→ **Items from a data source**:
===

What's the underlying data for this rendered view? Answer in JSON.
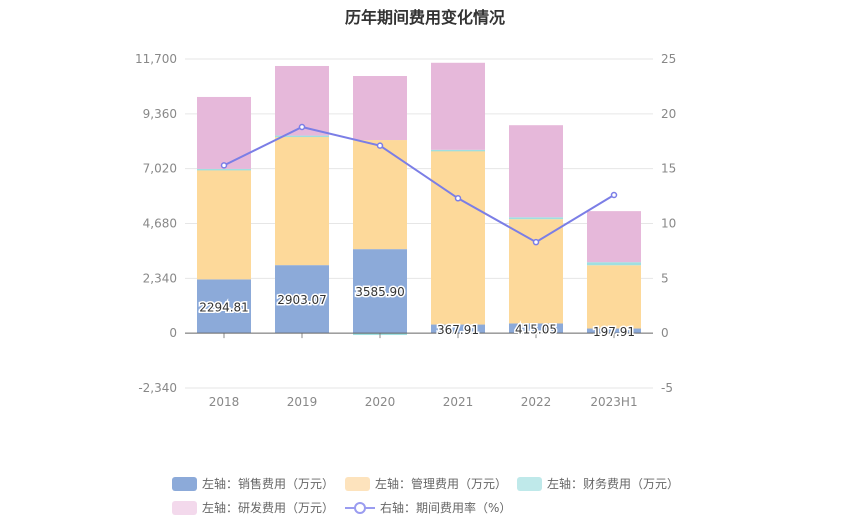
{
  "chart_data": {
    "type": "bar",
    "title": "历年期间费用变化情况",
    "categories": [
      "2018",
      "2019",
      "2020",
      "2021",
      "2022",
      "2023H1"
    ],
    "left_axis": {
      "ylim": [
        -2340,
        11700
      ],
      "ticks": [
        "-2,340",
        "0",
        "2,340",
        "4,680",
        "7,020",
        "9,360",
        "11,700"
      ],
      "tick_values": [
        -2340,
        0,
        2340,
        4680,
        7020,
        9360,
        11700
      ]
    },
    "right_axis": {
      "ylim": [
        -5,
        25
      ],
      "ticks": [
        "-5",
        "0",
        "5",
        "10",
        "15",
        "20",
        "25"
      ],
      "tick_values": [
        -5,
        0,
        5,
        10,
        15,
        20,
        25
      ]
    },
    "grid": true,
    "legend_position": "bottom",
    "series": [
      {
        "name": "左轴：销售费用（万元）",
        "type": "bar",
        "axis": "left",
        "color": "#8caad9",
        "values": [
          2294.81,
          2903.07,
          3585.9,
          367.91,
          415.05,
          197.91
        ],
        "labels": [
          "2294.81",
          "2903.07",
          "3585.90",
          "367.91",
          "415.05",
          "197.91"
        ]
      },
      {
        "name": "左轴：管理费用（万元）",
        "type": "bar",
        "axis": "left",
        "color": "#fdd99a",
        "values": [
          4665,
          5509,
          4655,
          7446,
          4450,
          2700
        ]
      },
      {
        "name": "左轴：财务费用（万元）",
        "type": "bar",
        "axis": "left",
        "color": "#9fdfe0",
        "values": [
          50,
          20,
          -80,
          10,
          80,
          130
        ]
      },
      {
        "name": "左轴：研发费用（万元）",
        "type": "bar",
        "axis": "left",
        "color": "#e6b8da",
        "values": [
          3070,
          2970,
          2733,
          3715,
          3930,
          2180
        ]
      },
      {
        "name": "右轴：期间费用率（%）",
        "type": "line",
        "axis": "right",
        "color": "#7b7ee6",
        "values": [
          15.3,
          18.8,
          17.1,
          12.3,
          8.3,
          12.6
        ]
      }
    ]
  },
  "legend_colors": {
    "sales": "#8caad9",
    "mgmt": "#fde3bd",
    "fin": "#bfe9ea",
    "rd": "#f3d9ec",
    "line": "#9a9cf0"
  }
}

===

→ **THE EXERCISE**: All of the data above should be quoted exactly, except for the pictures.

→ **TASK ANSWER**:
What's the underlying data for this rendered view? Answer in JSON.
{
  "chart_data": {
    "type": "bar",
    "title": "历年期间费用变化情况",
    "categories": [
      "2018",
      "2019",
      "2020",
      "2021",
      "2022",
      "2023H1"
    ],
    "left_axis": {
      "ylim": [
        -2340,
        11700
      ],
      "ticks": [
        "-2,340",
        "0",
        "2,340",
        "4,680",
        "7,020",
        "9,360",
        "11,700"
      ],
      "tick_values": [
        -2340,
        0,
        2340,
        4680,
        7020,
        9360,
        11700
      ]
    },
    "right_axis": {
      "ylim": [
        -5,
        25
      ],
      "ticks": [
        "-5",
        "0",
        "5",
        "10",
        "15",
        "20",
        "25"
      ],
      "tick_values": [
        -5,
        0,
        5,
        10,
        15,
        20,
        25
      ]
    },
    "grid": true,
    "legend_position": "bottom",
    "series": [
      {
        "name": "左轴：销售费用（万元）",
        "type": "bar",
        "axis": "left",
        "color": "#8caad9",
        "values": [
          2294.81,
          2903.07,
          3585.9,
          367.91,
          415.05,
          197.91
        ],
        "labels": [
          "2294.81",
          "2903.07",
          "3585.90",
          "367.91",
          "415.05",
          "197.91"
        ]
      },
      {
        "name": "左轴：管理费用（万元）",
        "type": "bar",
        "axis": "left",
        "color": "#fdd99a",
        "values": [
          4665,
          5509,
          4655,
          7446,
          4450,
          2700
        ]
      },
      {
        "name": "左轴：财务费用（万元）",
        "type": "bar",
        "axis": "left",
        "color": "#9fdfe0",
        "values": [
          50,
          20,
          -80,
          10,
          80,
          130
        ]
      },
      {
        "name": "左轴：研发费用（万元）",
        "type": "bar",
        "axis": "left",
        "color": "#e6b8da",
        "values": [
          3070,
          2970,
          2733,
          3715,
          3930,
          2180
        ]
      },
      {
        "name": "右轴：期间费用率（%）",
        "type": "line",
        "axis": "right",
        "color": "#7b7ee6",
        "values": [
          15.3,
          18.8,
          17.1,
          12.3,
          8.3,
          12.6
        ]
      }
    ]
  },
  "legend_colors": {
    "sales": "#8caad9",
    "mgmt": "#fde3bd",
    "fin": "#bfe9ea",
    "rd": "#f3d9ec",
    "line": "#9a9cf0"
  }
}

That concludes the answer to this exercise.